Return each line of the records with nothing changed, pictures excepted.

▶ [Task inputs]:
— Begin —

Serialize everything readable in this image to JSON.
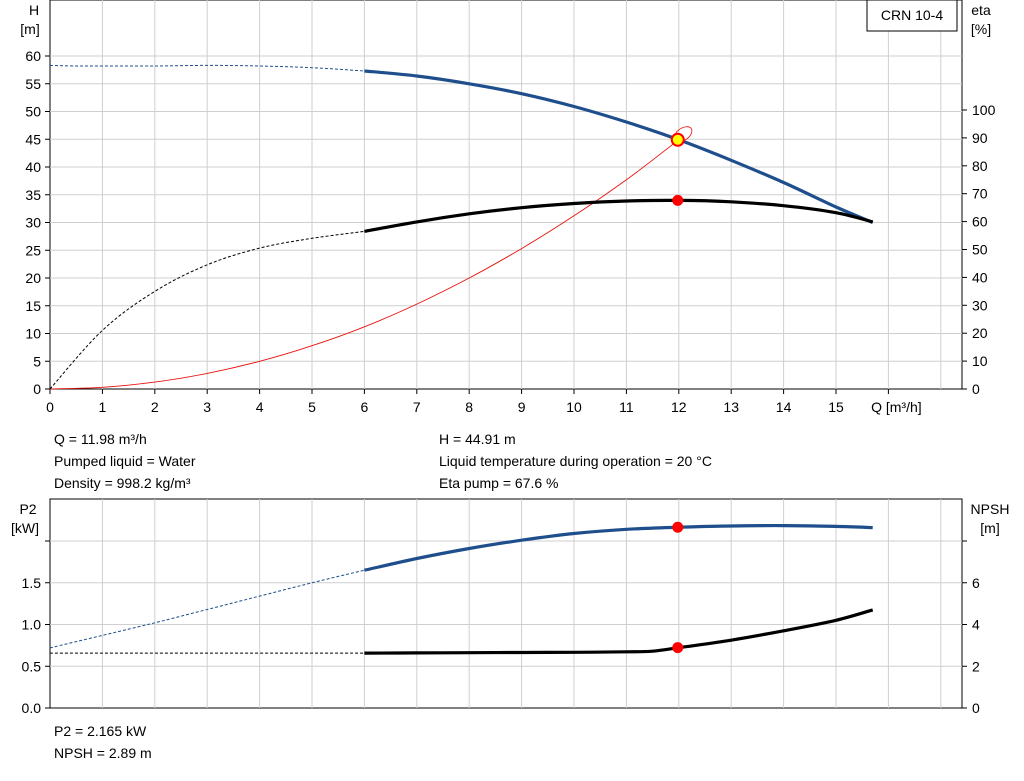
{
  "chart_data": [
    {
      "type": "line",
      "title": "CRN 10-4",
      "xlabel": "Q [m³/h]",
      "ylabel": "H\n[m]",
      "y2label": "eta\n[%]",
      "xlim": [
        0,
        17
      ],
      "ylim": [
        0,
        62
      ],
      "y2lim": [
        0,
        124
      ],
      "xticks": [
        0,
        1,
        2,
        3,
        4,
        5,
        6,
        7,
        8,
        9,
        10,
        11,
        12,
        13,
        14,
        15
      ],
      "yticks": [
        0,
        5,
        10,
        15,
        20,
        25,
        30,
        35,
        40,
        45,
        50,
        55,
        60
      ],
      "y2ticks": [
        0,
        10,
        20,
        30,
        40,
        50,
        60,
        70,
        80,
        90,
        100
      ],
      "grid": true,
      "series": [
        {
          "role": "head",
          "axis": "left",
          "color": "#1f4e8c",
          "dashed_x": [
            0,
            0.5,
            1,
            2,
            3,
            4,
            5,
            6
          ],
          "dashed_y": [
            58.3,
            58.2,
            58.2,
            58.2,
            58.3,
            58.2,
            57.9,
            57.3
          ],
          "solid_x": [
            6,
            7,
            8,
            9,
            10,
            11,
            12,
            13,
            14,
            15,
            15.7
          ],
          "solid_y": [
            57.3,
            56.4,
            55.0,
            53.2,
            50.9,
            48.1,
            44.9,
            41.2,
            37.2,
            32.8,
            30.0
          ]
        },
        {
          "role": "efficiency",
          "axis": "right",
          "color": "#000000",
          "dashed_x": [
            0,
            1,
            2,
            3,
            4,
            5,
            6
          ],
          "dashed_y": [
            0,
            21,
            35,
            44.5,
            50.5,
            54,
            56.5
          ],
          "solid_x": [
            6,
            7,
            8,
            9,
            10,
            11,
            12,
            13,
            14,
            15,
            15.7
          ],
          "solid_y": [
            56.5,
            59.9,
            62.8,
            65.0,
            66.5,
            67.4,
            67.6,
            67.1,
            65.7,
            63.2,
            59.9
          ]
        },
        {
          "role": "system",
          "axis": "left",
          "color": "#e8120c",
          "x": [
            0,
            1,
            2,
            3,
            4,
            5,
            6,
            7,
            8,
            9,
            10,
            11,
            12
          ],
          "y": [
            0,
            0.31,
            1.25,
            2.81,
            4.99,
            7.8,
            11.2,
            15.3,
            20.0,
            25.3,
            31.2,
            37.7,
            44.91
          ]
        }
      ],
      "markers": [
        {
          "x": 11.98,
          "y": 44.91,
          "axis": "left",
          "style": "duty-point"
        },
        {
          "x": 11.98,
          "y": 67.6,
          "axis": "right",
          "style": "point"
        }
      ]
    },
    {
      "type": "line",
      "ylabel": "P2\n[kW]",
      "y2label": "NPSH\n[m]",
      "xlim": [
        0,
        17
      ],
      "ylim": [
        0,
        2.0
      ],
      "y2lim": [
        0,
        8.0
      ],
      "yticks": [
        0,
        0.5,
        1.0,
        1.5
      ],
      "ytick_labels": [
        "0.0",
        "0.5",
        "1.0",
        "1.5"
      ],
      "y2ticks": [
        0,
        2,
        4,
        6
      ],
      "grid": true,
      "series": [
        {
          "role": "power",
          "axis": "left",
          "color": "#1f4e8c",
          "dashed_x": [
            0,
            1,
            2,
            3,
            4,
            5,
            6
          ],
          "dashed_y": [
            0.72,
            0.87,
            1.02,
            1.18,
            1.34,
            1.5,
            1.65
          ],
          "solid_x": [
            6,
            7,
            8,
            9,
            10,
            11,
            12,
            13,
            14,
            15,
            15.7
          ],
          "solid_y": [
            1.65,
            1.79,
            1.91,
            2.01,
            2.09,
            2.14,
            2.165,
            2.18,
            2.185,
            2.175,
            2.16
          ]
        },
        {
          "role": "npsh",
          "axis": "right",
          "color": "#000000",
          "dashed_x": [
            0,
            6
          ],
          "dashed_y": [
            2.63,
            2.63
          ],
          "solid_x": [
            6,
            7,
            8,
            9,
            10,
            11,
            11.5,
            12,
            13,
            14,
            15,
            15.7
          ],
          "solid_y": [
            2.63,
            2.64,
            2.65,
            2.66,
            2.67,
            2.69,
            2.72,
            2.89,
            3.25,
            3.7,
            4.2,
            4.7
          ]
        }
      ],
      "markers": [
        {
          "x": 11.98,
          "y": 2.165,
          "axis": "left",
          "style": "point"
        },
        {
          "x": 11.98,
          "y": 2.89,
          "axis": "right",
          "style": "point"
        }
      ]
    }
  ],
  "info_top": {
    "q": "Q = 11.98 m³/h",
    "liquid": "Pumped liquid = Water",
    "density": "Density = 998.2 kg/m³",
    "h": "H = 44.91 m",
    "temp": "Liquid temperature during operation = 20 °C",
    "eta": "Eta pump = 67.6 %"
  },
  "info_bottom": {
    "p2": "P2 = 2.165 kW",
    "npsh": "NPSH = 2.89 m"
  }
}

— End —

▶ [Answer to the task]:
Serialize everything readable in this image to JSON.
{
  "chart_data": [
    {
      "type": "line",
      "title": "CRN 10-4",
      "xlabel": "Q [m³/h]",
      "ylabel": "H\n[m]",
      "y2label": "eta\n[%]",
      "xlim": [
        0,
        17
      ],
      "ylim": [
        0,
        62
      ],
      "y2lim": [
        0,
        124
      ],
      "xticks": [
        0,
        1,
        2,
        3,
        4,
        5,
        6,
        7,
        8,
        9,
        10,
        11,
        12,
        13,
        14,
        15
      ],
      "yticks": [
        0,
        5,
        10,
        15,
        20,
        25,
        30,
        35,
        40,
        45,
        50,
        55,
        60
      ],
      "y2ticks": [
        0,
        10,
        20,
        30,
        40,
        50,
        60,
        70,
        80,
        90,
        100
      ],
      "grid": true,
      "series": [
        {
          "role": "head",
          "axis": "left",
          "color": "#1f4e8c",
          "dashed_x": [
            0,
            0.5,
            1,
            2,
            3,
            4,
            5,
            6
          ],
          "dashed_y": [
            58.3,
            58.2,
            58.2,
            58.2,
            58.3,
            58.2,
            57.9,
            57.3
          ],
          "solid_x": [
            6,
            7,
            8,
            9,
            10,
            11,
            12,
            13,
            14,
            15,
            15.7
          ],
          "solid_y": [
            57.3,
            56.4,
            55.0,
            53.2,
            50.9,
            48.1,
            44.9,
            41.2,
            37.2,
            32.8,
            30.0
          ]
        },
        {
          "role": "efficiency",
          "axis": "right",
          "color": "#000000",
          "dashed_x": [
            0,
            1,
            2,
            3,
            4,
            5,
            6
          ],
          "dashed_y": [
            0,
            21,
            35,
            44.5,
            50.5,
            54,
            56.5
          ],
          "solid_x": [
            6,
            7,
            8,
            9,
            10,
            11,
            12,
            13,
            14,
            15,
            15.7
          ],
          "solid_y": [
            56.5,
            59.9,
            62.8,
            65.0,
            66.5,
            67.4,
            67.6,
            67.1,
            65.7,
            63.2,
            59.9
          ]
        },
        {
          "role": "system",
          "axis": "left",
          "color": "#e8120c",
          "x": [
            0,
            1,
            2,
            3,
            4,
            5,
            6,
            7,
            8,
            9,
            10,
            11,
            12
          ],
          "y": [
            0,
            0.31,
            1.25,
            2.81,
            4.99,
            7.8,
            11.2,
            15.3,
            20.0,
            25.3,
            31.2,
            37.7,
            44.91
          ]
        }
      ],
      "markers": [
        {
          "x": 11.98,
          "y": 44.91,
          "axis": "left",
          "style": "duty-point"
        },
        {
          "x": 11.98,
          "y": 67.6,
          "axis": "right",
          "style": "point"
        }
      ]
    },
    {
      "type": "line",
      "ylabel": "P2\n[kW]",
      "y2label": "NPSH\n[m]",
      "xlim": [
        0,
        17
      ],
      "ylim": [
        0,
        2.0
      ],
      "y2lim": [
        0,
        8.0
      ],
      "yticks": [
        0,
        0.5,
        1.0,
        1.5
      ],
      "ytick_labels": [
        "0.0",
        "0.5",
        "1.0",
        "1.5"
      ],
      "y2ticks": [
        0,
        2,
        4,
        6
      ],
      "grid": true,
      "series": [
        {
          "role": "power",
          "axis": "left",
          "color": "#1f4e8c",
          "dashed_x": [
            0,
            1,
            2,
            3,
            4,
            5,
            6
          ],
          "dashed_y": [
            0.72,
            0.87,
            1.02,
            1.18,
            1.34,
            1.5,
            1.65
          ],
          "solid_x": [
            6,
            7,
            8,
            9,
            10,
            11,
            12,
            13,
            14,
            15,
            15.7
          ],
          "solid_y": [
            1.65,
            1.79,
            1.91,
            2.01,
            2.09,
            2.14,
            2.165,
            2.18,
            2.185,
            2.175,
            2.16
          ]
        },
        {
          "role": "npsh",
          "axis": "right",
          "color": "#000000",
          "dashed_x": [
            0,
            6
          ],
          "dashed_y": [
            2.63,
            2.63
          ],
          "solid_x": [
            6,
            7,
            8,
            9,
            10,
            11,
            11.5,
            12,
            13,
            14,
            15,
            15.7
          ],
          "solid_y": [
            2.63,
            2.64,
            2.65,
            2.66,
            2.67,
            2.69,
            2.72,
            2.89,
            3.25,
            3.7,
            4.2,
            4.7
          ]
        }
      ],
      "markers": [
        {
          "x": 11.98,
          "y": 2.165,
          "axis": "left",
          "style": "point"
        },
        {
          "x": 11.98,
          "y": 2.89,
          "axis": "right",
          "style": "point"
        }
      ]
    }
  ],
  "info_top": {
    "q": "Q = 11.98 m³/h",
    "liquid": "Pumped liquid = Water",
    "density": "Density = 998.2 kg/m³",
    "h": "H = 44.91 m",
    "temp": "Liquid temperature during operation = 20 °C",
    "eta": "Eta pump = 67.6 %"
  },
  "info_bottom": {
    "p2": "P2 = 2.165 kW",
    "npsh": "NPSH = 2.89 m"
  }
}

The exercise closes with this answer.